■ GOAL: Leave out the pictures and return every entry exactly as it appears.

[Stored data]
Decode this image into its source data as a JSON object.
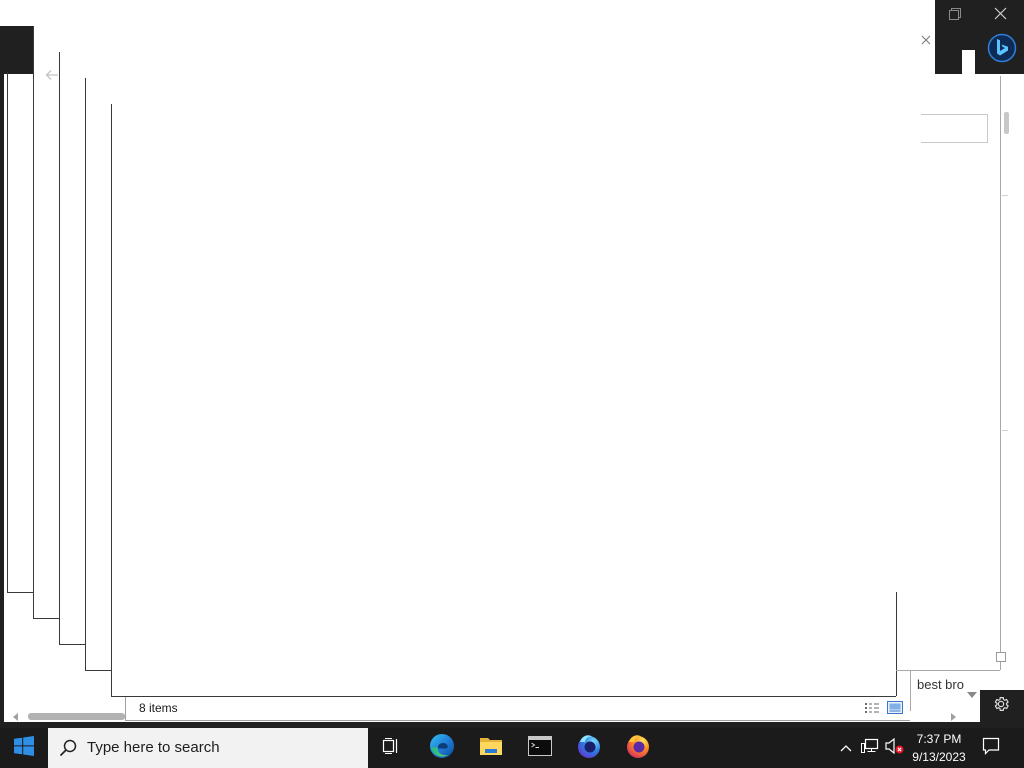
{
  "colors": {
    "desktop": "#202020",
    "taskbar": "#1b1b1b",
    "windows_logo": "#2f8fe6",
    "taskbar_search": "#f2f2f2",
    "page": "#ffffff",
    "mute_badge": "#e81123"
  },
  "browser": {
    "controls": {
      "restore_icon": "restore-icon",
      "close_icon": "close-icon"
    },
    "tab_close_icon": "close-icon",
    "back_icon": "back-arrow-icon",
    "sidebar": {
      "copilot_icon": "bing-icon",
      "settings_icon": "gear-icon"
    },
    "find_box": {
      "value": ""
    },
    "suggestion": {
      "text": "best bro",
      "dropdown_icon": "chevron-down-icon"
    },
    "scrollbar": {
      "left_icon": "scroll-left-icon",
      "right_icon": "scroll-right-icon"
    }
  },
  "explorer": {
    "status_text": "8 items",
    "view_icons": [
      "details-view-icon",
      "large-icons-view-icon"
    ]
  },
  "taskbar": {
    "start_icon": "windows-logo-icon",
    "search": {
      "icon": "search-icon",
      "placeholder": "Type here to search"
    },
    "pinned": [
      "task-view-icon",
      "edge-icon",
      "file-explorer-icon",
      "terminal-icon",
      "firefox-developer-edition-icon",
      "firefox-icon"
    ],
    "tray": {
      "icons": [
        "chevron-up-icon",
        "network-icon",
        "volume-muted-icon"
      ],
      "time": "7:37 PM",
      "date": "9/13/2023",
      "notification_icon": "notification-icon"
    }
  }
}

■ WRITTEN SOLUTION:
Decode this image into its source data as a JSON object.
{
  "colors": {
    "desktop": "#202020",
    "taskbar": "#1b1b1b",
    "windows_logo": "#2f8fe6",
    "taskbar_search": "#f2f2f2",
    "page": "#ffffff",
    "mute_badge": "#e81123"
  },
  "browser": {
    "controls": {
      "restore_icon": "restore-icon",
      "close_icon": "close-icon"
    },
    "tab_close_icon": "close-icon",
    "back_icon": "back-arrow-icon",
    "sidebar": {
      "copilot_icon": "bing-icon",
      "settings_icon": "gear-icon"
    },
    "find_box": {
      "value": ""
    },
    "suggestion": {
      "text": "best bro",
      "dropdown_icon": "chevron-down-icon"
    },
    "scrollbar": {
      "left_icon": "scroll-left-icon",
      "right_icon": "scroll-right-icon"
    }
  },
  "explorer": {
    "status_text": "8 items",
    "view_icons": [
      "details-view-icon",
      "large-icons-view-icon"
    ]
  },
  "taskbar": {
    "start_icon": "windows-logo-icon",
    "search": {
      "icon": "search-icon",
      "placeholder": "Type here to search"
    },
    "pinned": [
      "task-view-icon",
      "edge-icon",
      "file-explorer-icon",
      "terminal-icon",
      "firefox-developer-edition-icon",
      "firefox-icon"
    ],
    "tray": {
      "icons": [
        "chevron-up-icon",
        "network-icon",
        "volume-muted-icon"
      ],
      "time": "7:37 PM",
      "date": "9/13/2023",
      "notification_icon": "notification-icon"
    }
  }
}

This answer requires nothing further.